• _Requirements_
Look through the data below and return each line where "Объем" appears.
::: Extracted entries
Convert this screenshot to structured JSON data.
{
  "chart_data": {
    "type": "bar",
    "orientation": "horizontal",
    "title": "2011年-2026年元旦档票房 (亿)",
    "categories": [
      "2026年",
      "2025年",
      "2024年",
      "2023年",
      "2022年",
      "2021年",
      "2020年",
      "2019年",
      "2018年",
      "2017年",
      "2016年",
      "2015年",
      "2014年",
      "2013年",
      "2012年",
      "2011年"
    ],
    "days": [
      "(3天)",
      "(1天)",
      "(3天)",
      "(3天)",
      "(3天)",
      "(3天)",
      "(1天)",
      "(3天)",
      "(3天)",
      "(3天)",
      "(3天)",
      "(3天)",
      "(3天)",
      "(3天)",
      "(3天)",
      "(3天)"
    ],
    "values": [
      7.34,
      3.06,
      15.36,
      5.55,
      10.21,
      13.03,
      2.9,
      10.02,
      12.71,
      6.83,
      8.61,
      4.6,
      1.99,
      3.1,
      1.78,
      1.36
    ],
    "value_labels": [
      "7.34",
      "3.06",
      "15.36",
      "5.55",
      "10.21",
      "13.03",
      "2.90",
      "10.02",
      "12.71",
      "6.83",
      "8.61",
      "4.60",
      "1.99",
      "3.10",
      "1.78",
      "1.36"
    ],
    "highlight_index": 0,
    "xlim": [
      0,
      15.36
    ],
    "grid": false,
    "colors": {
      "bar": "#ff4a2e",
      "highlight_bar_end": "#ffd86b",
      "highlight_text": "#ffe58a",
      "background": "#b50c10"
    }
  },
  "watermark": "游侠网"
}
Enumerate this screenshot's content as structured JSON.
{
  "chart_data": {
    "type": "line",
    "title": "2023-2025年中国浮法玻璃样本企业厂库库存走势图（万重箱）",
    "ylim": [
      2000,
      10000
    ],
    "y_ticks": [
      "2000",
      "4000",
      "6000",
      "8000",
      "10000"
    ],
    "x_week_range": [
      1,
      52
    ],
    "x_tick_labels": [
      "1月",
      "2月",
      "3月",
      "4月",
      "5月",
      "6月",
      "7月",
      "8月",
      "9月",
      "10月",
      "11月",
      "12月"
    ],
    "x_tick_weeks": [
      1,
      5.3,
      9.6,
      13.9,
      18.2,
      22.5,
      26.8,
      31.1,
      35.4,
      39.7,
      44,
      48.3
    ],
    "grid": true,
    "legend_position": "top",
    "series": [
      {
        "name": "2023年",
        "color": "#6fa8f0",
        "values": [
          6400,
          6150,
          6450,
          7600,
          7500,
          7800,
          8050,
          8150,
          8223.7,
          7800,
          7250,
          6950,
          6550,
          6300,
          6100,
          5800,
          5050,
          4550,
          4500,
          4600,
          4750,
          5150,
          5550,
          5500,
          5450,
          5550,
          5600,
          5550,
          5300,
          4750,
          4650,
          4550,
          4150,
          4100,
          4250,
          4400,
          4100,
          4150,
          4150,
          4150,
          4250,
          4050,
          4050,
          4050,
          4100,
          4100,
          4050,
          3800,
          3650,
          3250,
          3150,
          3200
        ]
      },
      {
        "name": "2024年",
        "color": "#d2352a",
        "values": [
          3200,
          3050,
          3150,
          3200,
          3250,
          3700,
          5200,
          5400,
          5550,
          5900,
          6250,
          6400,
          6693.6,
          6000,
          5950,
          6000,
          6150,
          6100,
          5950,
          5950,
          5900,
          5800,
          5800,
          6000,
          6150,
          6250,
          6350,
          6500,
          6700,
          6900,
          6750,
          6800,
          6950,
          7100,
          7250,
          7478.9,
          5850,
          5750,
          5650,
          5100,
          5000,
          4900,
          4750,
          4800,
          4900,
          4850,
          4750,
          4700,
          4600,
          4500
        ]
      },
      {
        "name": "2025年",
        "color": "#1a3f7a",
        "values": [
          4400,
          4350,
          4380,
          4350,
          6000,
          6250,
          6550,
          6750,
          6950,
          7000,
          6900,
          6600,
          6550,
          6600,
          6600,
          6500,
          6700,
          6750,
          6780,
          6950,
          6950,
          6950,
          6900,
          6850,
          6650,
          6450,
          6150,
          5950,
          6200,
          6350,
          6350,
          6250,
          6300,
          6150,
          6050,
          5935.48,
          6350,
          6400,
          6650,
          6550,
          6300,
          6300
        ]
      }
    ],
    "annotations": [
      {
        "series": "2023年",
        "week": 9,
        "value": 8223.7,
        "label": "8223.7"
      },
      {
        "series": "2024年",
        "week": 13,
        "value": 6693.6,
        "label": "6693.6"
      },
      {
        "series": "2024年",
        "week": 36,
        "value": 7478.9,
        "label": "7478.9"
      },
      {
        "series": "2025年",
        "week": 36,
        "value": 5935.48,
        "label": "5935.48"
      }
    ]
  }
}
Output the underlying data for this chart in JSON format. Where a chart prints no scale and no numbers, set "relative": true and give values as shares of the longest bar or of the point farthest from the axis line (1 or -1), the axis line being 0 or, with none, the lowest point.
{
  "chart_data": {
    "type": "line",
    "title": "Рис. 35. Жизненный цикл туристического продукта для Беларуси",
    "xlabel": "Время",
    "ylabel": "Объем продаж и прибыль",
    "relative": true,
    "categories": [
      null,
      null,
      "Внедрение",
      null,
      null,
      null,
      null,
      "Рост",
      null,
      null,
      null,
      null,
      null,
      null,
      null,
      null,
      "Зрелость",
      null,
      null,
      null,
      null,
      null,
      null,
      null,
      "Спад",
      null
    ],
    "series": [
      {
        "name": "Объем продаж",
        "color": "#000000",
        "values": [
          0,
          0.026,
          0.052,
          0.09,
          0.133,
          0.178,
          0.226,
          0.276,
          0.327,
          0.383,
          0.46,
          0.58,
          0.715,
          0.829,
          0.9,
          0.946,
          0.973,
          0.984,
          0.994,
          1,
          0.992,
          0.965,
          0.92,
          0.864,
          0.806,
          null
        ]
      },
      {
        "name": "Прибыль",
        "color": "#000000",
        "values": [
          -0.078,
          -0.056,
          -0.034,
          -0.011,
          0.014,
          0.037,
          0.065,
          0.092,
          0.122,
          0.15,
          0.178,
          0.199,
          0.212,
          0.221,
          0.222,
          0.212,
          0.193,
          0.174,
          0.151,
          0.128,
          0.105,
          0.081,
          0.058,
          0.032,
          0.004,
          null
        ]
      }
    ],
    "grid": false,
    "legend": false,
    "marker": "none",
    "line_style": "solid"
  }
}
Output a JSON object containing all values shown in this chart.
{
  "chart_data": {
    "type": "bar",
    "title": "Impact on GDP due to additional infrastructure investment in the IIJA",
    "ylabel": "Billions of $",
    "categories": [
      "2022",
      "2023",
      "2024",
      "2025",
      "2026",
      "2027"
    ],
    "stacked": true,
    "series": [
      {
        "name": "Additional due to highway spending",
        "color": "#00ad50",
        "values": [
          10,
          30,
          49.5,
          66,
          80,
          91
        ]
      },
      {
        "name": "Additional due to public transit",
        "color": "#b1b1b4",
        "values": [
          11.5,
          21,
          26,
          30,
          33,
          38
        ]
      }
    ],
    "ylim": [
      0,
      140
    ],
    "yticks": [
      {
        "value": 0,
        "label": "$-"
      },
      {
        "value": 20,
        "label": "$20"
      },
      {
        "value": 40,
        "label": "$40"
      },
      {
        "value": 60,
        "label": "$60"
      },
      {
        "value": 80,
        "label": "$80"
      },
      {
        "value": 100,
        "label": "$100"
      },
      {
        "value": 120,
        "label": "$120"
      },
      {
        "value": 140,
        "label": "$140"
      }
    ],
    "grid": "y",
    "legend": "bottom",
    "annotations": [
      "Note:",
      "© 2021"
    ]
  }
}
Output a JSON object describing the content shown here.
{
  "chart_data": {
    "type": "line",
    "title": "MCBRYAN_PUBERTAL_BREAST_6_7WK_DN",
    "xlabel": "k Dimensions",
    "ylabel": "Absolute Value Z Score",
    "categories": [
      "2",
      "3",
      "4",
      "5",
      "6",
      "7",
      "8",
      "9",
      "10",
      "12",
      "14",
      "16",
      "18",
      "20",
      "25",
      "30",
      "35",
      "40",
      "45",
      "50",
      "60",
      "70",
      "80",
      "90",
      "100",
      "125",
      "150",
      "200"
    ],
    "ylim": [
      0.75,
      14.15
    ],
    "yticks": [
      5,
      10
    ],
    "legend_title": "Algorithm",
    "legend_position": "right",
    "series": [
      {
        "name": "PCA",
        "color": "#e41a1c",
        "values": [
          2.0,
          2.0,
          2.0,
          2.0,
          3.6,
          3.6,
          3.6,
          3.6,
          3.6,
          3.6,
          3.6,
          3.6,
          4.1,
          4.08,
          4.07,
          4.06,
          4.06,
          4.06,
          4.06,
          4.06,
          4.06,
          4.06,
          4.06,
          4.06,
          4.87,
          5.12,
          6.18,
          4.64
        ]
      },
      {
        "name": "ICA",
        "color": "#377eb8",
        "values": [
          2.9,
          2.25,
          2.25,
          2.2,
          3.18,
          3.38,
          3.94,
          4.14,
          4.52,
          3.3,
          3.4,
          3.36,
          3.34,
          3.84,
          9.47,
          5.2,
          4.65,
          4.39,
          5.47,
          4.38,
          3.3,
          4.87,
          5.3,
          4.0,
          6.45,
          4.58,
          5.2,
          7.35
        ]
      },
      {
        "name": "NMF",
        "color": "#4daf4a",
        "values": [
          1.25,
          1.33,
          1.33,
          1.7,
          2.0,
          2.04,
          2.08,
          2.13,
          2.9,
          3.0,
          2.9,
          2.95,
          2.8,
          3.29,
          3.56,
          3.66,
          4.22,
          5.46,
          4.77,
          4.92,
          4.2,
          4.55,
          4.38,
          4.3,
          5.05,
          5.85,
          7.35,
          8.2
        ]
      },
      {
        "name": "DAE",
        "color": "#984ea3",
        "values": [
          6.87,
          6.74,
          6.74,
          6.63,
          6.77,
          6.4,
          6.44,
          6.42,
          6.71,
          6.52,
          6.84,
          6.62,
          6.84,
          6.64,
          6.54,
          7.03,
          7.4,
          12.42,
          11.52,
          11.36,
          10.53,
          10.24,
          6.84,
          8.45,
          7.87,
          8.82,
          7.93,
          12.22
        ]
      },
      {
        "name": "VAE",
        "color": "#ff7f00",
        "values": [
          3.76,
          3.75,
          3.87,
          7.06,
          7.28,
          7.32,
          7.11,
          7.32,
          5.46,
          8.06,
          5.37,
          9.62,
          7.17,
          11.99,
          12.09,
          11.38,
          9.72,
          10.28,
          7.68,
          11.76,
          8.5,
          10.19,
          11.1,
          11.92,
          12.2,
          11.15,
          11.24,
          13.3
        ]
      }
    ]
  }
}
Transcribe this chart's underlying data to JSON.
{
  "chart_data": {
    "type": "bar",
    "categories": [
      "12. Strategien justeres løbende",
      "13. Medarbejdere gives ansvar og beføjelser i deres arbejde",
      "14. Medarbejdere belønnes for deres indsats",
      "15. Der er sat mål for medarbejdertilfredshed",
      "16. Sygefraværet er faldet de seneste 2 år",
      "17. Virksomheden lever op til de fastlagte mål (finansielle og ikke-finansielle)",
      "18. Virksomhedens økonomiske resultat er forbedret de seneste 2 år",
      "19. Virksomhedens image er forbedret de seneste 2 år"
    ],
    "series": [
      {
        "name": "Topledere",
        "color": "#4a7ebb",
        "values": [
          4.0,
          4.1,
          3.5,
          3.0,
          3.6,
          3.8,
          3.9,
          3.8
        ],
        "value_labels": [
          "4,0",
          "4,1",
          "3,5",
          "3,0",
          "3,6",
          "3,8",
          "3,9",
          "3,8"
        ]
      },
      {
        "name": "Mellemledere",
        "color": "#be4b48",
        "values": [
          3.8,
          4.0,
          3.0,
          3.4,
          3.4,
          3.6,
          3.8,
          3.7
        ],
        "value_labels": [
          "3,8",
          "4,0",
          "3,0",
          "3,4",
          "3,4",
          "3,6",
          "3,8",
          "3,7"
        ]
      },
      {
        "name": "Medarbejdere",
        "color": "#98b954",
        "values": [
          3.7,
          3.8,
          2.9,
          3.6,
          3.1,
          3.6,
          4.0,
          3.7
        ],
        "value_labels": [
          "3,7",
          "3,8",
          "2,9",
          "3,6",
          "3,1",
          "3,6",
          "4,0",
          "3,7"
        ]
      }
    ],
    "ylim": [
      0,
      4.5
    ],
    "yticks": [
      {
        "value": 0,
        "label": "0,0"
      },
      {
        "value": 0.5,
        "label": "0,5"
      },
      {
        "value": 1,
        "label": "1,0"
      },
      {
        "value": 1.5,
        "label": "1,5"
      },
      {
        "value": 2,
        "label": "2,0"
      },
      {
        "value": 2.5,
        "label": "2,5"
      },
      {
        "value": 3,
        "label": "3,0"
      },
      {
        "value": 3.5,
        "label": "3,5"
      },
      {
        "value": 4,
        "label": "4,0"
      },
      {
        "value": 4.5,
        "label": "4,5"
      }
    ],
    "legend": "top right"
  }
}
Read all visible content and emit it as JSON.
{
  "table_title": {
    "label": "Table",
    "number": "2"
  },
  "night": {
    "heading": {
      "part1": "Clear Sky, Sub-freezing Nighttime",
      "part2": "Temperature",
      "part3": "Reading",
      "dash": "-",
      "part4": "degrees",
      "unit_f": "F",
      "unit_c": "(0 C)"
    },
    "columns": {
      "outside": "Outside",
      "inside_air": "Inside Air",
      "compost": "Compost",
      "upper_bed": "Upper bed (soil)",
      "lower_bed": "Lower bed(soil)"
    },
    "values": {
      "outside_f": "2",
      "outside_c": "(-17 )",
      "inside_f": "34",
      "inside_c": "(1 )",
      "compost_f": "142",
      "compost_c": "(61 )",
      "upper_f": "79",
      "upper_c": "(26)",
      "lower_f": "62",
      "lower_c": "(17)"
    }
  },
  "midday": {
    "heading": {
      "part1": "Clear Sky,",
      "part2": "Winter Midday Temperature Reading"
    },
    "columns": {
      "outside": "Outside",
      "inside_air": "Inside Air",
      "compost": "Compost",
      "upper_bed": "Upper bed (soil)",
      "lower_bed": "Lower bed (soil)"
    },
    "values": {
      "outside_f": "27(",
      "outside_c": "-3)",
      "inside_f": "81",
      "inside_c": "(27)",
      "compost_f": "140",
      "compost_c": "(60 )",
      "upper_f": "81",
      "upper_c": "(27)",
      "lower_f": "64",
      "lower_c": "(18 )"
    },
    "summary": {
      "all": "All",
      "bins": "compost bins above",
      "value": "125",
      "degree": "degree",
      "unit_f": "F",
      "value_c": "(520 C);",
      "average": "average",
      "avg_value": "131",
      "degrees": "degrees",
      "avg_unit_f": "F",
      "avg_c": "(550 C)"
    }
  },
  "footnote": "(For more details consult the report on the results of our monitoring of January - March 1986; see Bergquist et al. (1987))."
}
::::::
• _Result for this exercise_
    "ylabel": "Объем продаж и прибыль",
        "name": "Объем продаж",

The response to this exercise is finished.